[Problem to solve] Skip the pictures and repeat each line of the data exactly.

Dataset records on visual material
══════

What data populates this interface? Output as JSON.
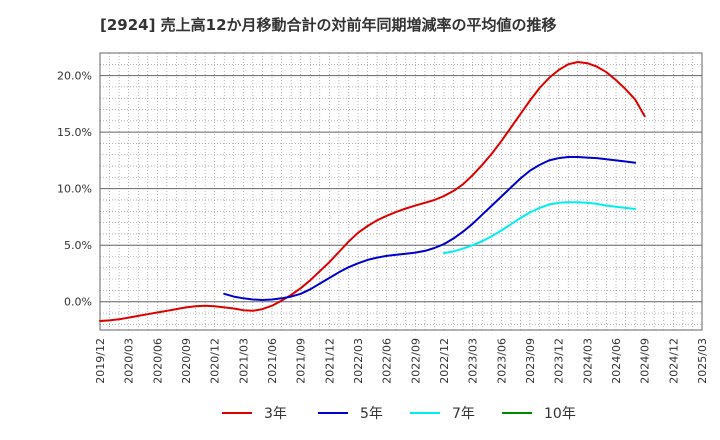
{
  "chart_data": {
    "type": "line",
    "title": "[2924]  売上高12か月移動合計の対前年同期増減率の平均値の推移",
    "xlabel": "",
    "ylabel": "",
    "x_ticks": [
      "2019/12",
      "2020/03",
      "2020/06",
      "2020/09",
      "2020/12",
      "2021/03",
      "2021/06",
      "2021/09",
      "2021/12",
      "2022/03",
      "2022/06",
      "2022/09",
      "2022/12",
      "2023/03",
      "2023/06",
      "2023/09",
      "2023/12",
      "2024/03",
      "2024/06",
      "2024/09",
      "2024/12",
      "2025/03"
    ],
    "y_ticks": [
      "0.0%",
      "5.0%",
      "10.0%",
      "15.0%",
      "20.0%"
    ],
    "y_tick_values": [
      0,
      5,
      10,
      15,
      20
    ],
    "ylim": [
      -2.5,
      22
    ],
    "grid": true,
    "legend_position": "bottom",
    "series": [
      {
        "name": "3年",
        "color": "#dd0000",
        "points": [
          [
            "2019/12",
            -1.7
          ],
          [
            "2020/01",
            -1.65
          ],
          [
            "2020/02",
            -1.55
          ],
          [
            "2020/03",
            -1.4
          ],
          [
            "2020/04",
            -1.25
          ],
          [
            "2020/05",
            -1.1
          ],
          [
            "2020/06",
            -0.95
          ],
          [
            "2020/07",
            -0.8
          ],
          [
            "2020/08",
            -0.65
          ],
          [
            "2020/09",
            -0.5
          ],
          [
            "2020/10",
            -0.4
          ],
          [
            "2020/11",
            -0.35
          ],
          [
            "2020/12",
            -0.4
          ],
          [
            "2021/01",
            -0.5
          ],
          [
            "2021/02",
            -0.6
          ],
          [
            "2021/03",
            -0.75
          ],
          [
            "2021/04",
            -0.8
          ],
          [
            "2021/05",
            -0.65
          ],
          [
            "2021/06",
            -0.35
          ],
          [
            "2021/07",
            0.1
          ],
          [
            "2021/08",
            0.6
          ],
          [
            "2021/09",
            1.2
          ],
          [
            "2021/10",
            1.9
          ],
          [
            "2021/11",
            2.7
          ],
          [
            "2021/12",
            3.5
          ],
          [
            "2022/01",
            4.4
          ],
          [
            "2022/02",
            5.3
          ],
          [
            "2022/03",
            6.1
          ],
          [
            "2022/04",
            6.7
          ],
          [
            "2022/05",
            7.2
          ],
          [
            "2022/06",
            7.6
          ],
          [
            "2022/07",
            7.95
          ],
          [
            "2022/08",
            8.25
          ],
          [
            "2022/09",
            8.5
          ],
          [
            "2022/10",
            8.75
          ],
          [
            "2022/11",
            9.0
          ],
          [
            "2022/12",
            9.35
          ],
          [
            "2023/01",
            9.8
          ],
          [
            "2023/02",
            10.4
          ],
          [
            "2023/03",
            11.2
          ],
          [
            "2023/04",
            12.1
          ],
          [
            "2023/05",
            13.1
          ],
          [
            "2023/06",
            14.2
          ],
          [
            "2023/07",
            15.4
          ],
          [
            "2023/08",
            16.6
          ],
          [
            "2023/09",
            17.8
          ],
          [
            "2023/10",
            18.9
          ],
          [
            "2023/11",
            19.8
          ],
          [
            "2023/12",
            20.5
          ],
          [
            "2024/01",
            21.0
          ],
          [
            "2024/02",
            21.2
          ],
          [
            "2024/03",
            21.1
          ],
          [
            "2024/04",
            20.8
          ],
          [
            "2024/05",
            20.3
          ],
          [
            "2024/06",
            19.6
          ],
          [
            "2024/07",
            18.8
          ],
          [
            "2024/08",
            17.9
          ],
          [
            "2024/09",
            16.4
          ]
        ]
      },
      {
        "name": "5年",
        "color": "#0000cc",
        "points": [
          [
            "2021/01",
            0.7
          ],
          [
            "2021/02",
            0.45
          ],
          [
            "2021/03",
            0.3
          ],
          [
            "2021/04",
            0.2
          ],
          [
            "2021/05",
            0.15
          ],
          [
            "2021/06",
            0.2
          ],
          [
            "2021/07",
            0.3
          ],
          [
            "2021/08",
            0.45
          ],
          [
            "2021/09",
            0.7
          ],
          [
            "2021/10",
            1.1
          ],
          [
            "2021/11",
            1.6
          ],
          [
            "2021/12",
            2.1
          ],
          [
            "2022/01",
            2.6
          ],
          [
            "2022/02",
            3.05
          ],
          [
            "2022/03",
            3.4
          ],
          [
            "2022/04",
            3.7
          ],
          [
            "2022/05",
            3.9
          ],
          [
            "2022/06",
            4.05
          ],
          [
            "2022/07",
            4.15
          ],
          [
            "2022/08",
            4.25
          ],
          [
            "2022/09",
            4.35
          ],
          [
            "2022/10",
            4.5
          ],
          [
            "2022/11",
            4.75
          ],
          [
            "2022/12",
            5.1
          ],
          [
            "2023/01",
            5.6
          ],
          [
            "2023/02",
            6.2
          ],
          [
            "2023/03",
            6.9
          ],
          [
            "2023/04",
            7.7
          ],
          [
            "2023/05",
            8.5
          ],
          [
            "2023/06",
            9.3
          ],
          [
            "2023/07",
            10.1
          ],
          [
            "2023/08",
            10.9
          ],
          [
            "2023/09",
            11.6
          ],
          [
            "2023/10",
            12.1
          ],
          [
            "2023/11",
            12.5
          ],
          [
            "2023/12",
            12.7
          ],
          [
            "2024/01",
            12.8
          ],
          [
            "2024/02",
            12.8
          ],
          [
            "2024/03",
            12.75
          ],
          [
            "2024/04",
            12.7
          ],
          [
            "2024/05",
            12.6
          ],
          [
            "2024/06",
            12.5
          ],
          [
            "2024/07",
            12.4
          ],
          [
            "2024/08",
            12.3
          ]
        ]
      },
      {
        "name": "7年",
        "color": "#00eeee",
        "points": [
          [
            "2022/12",
            4.3
          ],
          [
            "2023/01",
            4.45
          ],
          [
            "2023/02",
            4.7
          ],
          [
            "2023/03",
            5.0
          ],
          [
            "2023/04",
            5.35
          ],
          [
            "2023/05",
            5.8
          ],
          [
            "2023/06",
            6.3
          ],
          [
            "2023/07",
            6.85
          ],
          [
            "2023/08",
            7.4
          ],
          [
            "2023/09",
            7.9
          ],
          [
            "2023/10",
            8.3
          ],
          [
            "2023/11",
            8.6
          ],
          [
            "2023/12",
            8.75
          ],
          [
            "2024/01",
            8.8
          ],
          [
            "2024/02",
            8.8
          ],
          [
            "2024/03",
            8.75
          ],
          [
            "2024/04",
            8.65
          ],
          [
            "2024/05",
            8.5
          ],
          [
            "2024/06",
            8.4
          ],
          [
            "2024/07",
            8.3
          ],
          [
            "2024/08",
            8.2
          ]
        ]
      },
      {
        "name": "10年",
        "color": "#008800",
        "points": []
      }
    ]
  }
}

══════

[Correct response]
What data populates this interface? Output as JSON.
{
  "chart_data": {
    "type": "line",
    "title": "[2924]  売上高12か月移動合計の対前年同期増減率の平均値の推移",
    "xlabel": "",
    "ylabel": "",
    "x_ticks": [
      "2019/12",
      "2020/03",
      "2020/06",
      "2020/09",
      "2020/12",
      "2021/03",
      "2021/06",
      "2021/09",
      "2021/12",
      "2022/03",
      "2022/06",
      "2022/09",
      "2022/12",
      "2023/03",
      "2023/06",
      "2023/09",
      "2023/12",
      "2024/03",
      "2024/06",
      "2024/09",
      "2024/12",
      "2025/03"
    ],
    "y_ticks": [
      "0.0%",
      "5.0%",
      "10.0%",
      "15.0%",
      "20.0%"
    ],
    "y_tick_values": [
      0,
      5,
      10,
      15,
      20
    ],
    "ylim": [
      -2.5,
      22
    ],
    "grid": true,
    "legend_position": "bottom",
    "series": [
      {
        "name": "3年",
        "color": "#dd0000",
        "points": [
          [
            "2019/12",
            -1.7
          ],
          [
            "2020/01",
            -1.65
          ],
          [
            "2020/02",
            -1.55
          ],
          [
            "2020/03",
            -1.4
          ],
          [
            "2020/04",
            -1.25
          ],
          [
            "2020/05",
            -1.1
          ],
          [
            "2020/06",
            -0.95
          ],
          [
            "2020/07",
            -0.8
          ],
          [
            "2020/08",
            -0.65
          ],
          [
            "2020/09",
            -0.5
          ],
          [
            "2020/10",
            -0.4
          ],
          [
            "2020/11",
            -0.35
          ],
          [
            "2020/12",
            -0.4
          ],
          [
            "2021/01",
            -0.5
          ],
          [
            "2021/02",
            -0.6
          ],
          [
            "2021/03",
            -0.75
          ],
          [
            "2021/04",
            -0.8
          ],
          [
            "2021/05",
            -0.65
          ],
          [
            "2021/06",
            -0.35
          ],
          [
            "2021/07",
            0.1
          ],
          [
            "2021/08",
            0.6
          ],
          [
            "2021/09",
            1.2
          ],
          [
            "2021/10",
            1.9
          ],
          [
            "2021/11",
            2.7
          ],
          [
            "2021/12",
            3.5
          ],
          [
            "2022/01",
            4.4
          ],
          [
            "2022/02",
            5.3
          ],
          [
            "2022/03",
            6.1
          ],
          [
            "2022/04",
            6.7
          ],
          [
            "2022/05",
            7.2
          ],
          [
            "2022/06",
            7.6
          ],
          [
            "2022/07",
            7.95
          ],
          [
            "2022/08",
            8.25
          ],
          [
            "2022/09",
            8.5
          ],
          [
            "2022/10",
            8.75
          ],
          [
            "2022/11",
            9.0
          ],
          [
            "2022/12",
            9.35
          ],
          [
            "2023/01",
            9.8
          ],
          [
            "2023/02",
            10.4
          ],
          [
            "2023/03",
            11.2
          ],
          [
            "2023/04",
            12.1
          ],
          [
            "2023/05",
            13.1
          ],
          [
            "2023/06",
            14.2
          ],
          [
            "2023/07",
            15.4
          ],
          [
            "2023/08",
            16.6
          ],
          [
            "2023/09",
            17.8
          ],
          [
            "2023/10",
            18.9
          ],
          [
            "2023/11",
            19.8
          ],
          [
            "2023/12",
            20.5
          ],
          [
            "2024/01",
            21.0
          ],
          [
            "2024/02",
            21.2
          ],
          [
            "2024/03",
            21.1
          ],
          [
            "2024/04",
            20.8
          ],
          [
            "2024/05",
            20.3
          ],
          [
            "2024/06",
            19.6
          ],
          [
            "2024/07",
            18.8
          ],
          [
            "2024/08",
            17.9
          ],
          [
            "2024/09",
            16.4
          ]
        ]
      },
      {
        "name": "5年",
        "color": "#0000cc",
        "points": [
          [
            "2021/01",
            0.7
          ],
          [
            "2021/02",
            0.45
          ],
          [
            "2021/03",
            0.3
          ],
          [
            "2021/04",
            0.2
          ],
          [
            "2021/05",
            0.15
          ],
          [
            "2021/06",
            0.2
          ],
          [
            "2021/07",
            0.3
          ],
          [
            "2021/08",
            0.45
          ],
          [
            "2021/09",
            0.7
          ],
          [
            "2021/10",
            1.1
          ],
          [
            "2021/11",
            1.6
          ],
          [
            "2021/12",
            2.1
          ],
          [
            "2022/01",
            2.6
          ],
          [
            "2022/02",
            3.05
          ],
          [
            "2022/03",
            3.4
          ],
          [
            "2022/04",
            3.7
          ],
          [
            "2022/05",
            3.9
          ],
          [
            "2022/06",
            4.05
          ],
          [
            "2022/07",
            4.15
          ],
          [
            "2022/08",
            4.25
          ],
          [
            "2022/09",
            4.35
          ],
          [
            "2022/10",
            4.5
          ],
          [
            "2022/11",
            4.75
          ],
          [
            "2022/12",
            5.1
          ],
          [
            "2023/01",
            5.6
          ],
          [
            "2023/02",
            6.2
          ],
          [
            "2023/03",
            6.9
          ],
          [
            "2023/04",
            7.7
          ],
          [
            "2023/05",
            8.5
          ],
          [
            "2023/06",
            9.3
          ],
          [
            "2023/07",
            10.1
          ],
          [
            "2023/08",
            10.9
          ],
          [
            "2023/09",
            11.6
          ],
          [
            "2023/10",
            12.1
          ],
          [
            "2023/11",
            12.5
          ],
          [
            "2023/12",
            12.7
          ],
          [
            "2024/01",
            12.8
          ],
          [
            "2024/02",
            12.8
          ],
          [
            "2024/03",
            12.75
          ],
          [
            "2024/04",
            12.7
          ],
          [
            "2024/05",
            12.6
          ],
          [
            "2024/06",
            12.5
          ],
          [
            "2024/07",
            12.4
          ],
          [
            "2024/08",
            12.3
          ]
        ]
      },
      {
        "name": "7年",
        "color": "#00eeee",
        "points": [
          [
            "2022/12",
            4.3
          ],
          [
            "2023/01",
            4.45
          ],
          [
            "2023/02",
            4.7
          ],
          [
            "2023/03",
            5.0
          ],
          [
            "2023/04",
            5.35
          ],
          [
            "2023/05",
            5.8
          ],
          [
            "2023/06",
            6.3
          ],
          [
            "2023/07",
            6.85
          ],
          [
            "2023/08",
            7.4
          ],
          [
            "2023/09",
            7.9
          ],
          [
            "2023/10",
            8.3
          ],
          [
            "2023/11",
            8.6
          ],
          [
            "2023/12",
            8.75
          ],
          [
            "2024/01",
            8.8
          ],
          [
            "2024/02",
            8.8
          ],
          [
            "2024/03",
            8.75
          ],
          [
            "2024/04",
            8.65
          ],
          [
            "2024/05",
            8.5
          ],
          [
            "2024/06",
            8.4
          ],
          [
            "2024/07",
            8.3
          ],
          [
            "2024/08",
            8.2
          ]
        ]
      },
      {
        "name": "10年",
        "color": "#008800",
        "points": []
      }
    ]
  }
}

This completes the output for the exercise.